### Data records
┏━━

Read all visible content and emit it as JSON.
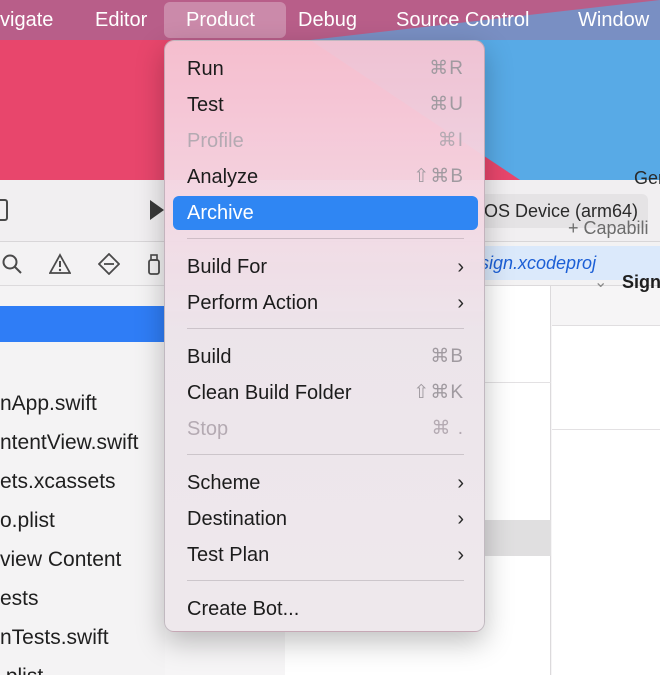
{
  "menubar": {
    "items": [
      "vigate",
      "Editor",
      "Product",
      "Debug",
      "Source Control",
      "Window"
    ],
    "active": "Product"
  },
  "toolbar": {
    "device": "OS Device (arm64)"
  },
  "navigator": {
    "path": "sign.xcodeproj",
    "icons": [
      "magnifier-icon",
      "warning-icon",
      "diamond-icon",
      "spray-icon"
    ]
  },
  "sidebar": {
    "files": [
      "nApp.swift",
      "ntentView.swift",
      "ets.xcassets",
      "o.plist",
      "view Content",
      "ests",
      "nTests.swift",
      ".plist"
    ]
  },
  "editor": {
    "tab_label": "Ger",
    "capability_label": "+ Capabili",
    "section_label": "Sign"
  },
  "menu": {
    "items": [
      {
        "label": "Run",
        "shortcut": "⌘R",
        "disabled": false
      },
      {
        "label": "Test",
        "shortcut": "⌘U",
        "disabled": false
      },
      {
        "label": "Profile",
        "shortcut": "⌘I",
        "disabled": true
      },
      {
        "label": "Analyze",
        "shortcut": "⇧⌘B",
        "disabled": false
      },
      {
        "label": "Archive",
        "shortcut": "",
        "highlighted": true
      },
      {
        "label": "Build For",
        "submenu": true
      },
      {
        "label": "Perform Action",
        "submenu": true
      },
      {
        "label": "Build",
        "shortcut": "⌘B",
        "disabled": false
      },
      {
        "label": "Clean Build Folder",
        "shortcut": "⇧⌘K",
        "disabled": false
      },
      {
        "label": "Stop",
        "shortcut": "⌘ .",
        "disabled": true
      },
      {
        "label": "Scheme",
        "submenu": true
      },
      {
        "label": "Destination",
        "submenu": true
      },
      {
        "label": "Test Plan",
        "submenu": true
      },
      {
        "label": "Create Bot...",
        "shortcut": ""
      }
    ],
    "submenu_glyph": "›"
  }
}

┗━━

### Short problem
Repeat the data exactly, excluding the pictures.

### Answer
Read all visible content and emit it as JSON.
{
  "menubar": {
    "items": [
      "vigate",
      "Editor",
      "Product",
      "Debug",
      "Source Control",
      "Window"
    ],
    "active": "Product"
  },
  "toolbar": {
    "device": "OS Device (arm64)"
  },
  "navigator": {
    "path": "sign.xcodeproj",
    "icons": [
      "magnifier-icon",
      "warning-icon",
      "diamond-icon",
      "spray-icon"
    ]
  },
  "sidebar": {
    "files": [
      "nApp.swift",
      "ntentView.swift",
      "ets.xcassets",
      "o.plist",
      "view Content",
      "ests",
      "nTests.swift",
      ".plist"
    ]
  },
  "editor": {
    "tab_label": "Ger",
    "capability_label": "+ Capabili",
    "section_label": "Sign"
  },
  "menu": {
    "items": [
      {
        "label": "Run",
        "shortcut": "⌘R",
        "disabled": false
      },
      {
        "label": "Test",
        "shortcut": "⌘U",
        "disabled": false
      },
      {
        "label": "Profile",
        "shortcut": "⌘I",
        "disabled": true
      },
      {
        "label": "Analyze",
        "shortcut": "⇧⌘B",
        "disabled": false
      },
      {
        "label": "Archive",
        "shortcut": "",
        "highlighted": true
      },
      {
        "label": "Build For",
        "submenu": true
      },
      {
        "label": "Perform Action",
        "submenu": true
      },
      {
        "label": "Build",
        "shortcut": "⌘B",
        "disabled": false
      },
      {
        "label": "Clean Build Folder",
        "shortcut": "⇧⌘K",
        "disabled": false
      },
      {
        "label": "Stop",
        "shortcut": "⌘ .",
        "disabled": true
      },
      {
        "label": "Scheme",
        "submenu": true
      },
      {
        "label": "Destination",
        "submenu": true
      },
      {
        "label": "Test Plan",
        "submenu": true
      },
      {
        "label": "Create Bot...",
        "shortcut": ""
      }
    ],
    "submenu_glyph": "›"
  }
}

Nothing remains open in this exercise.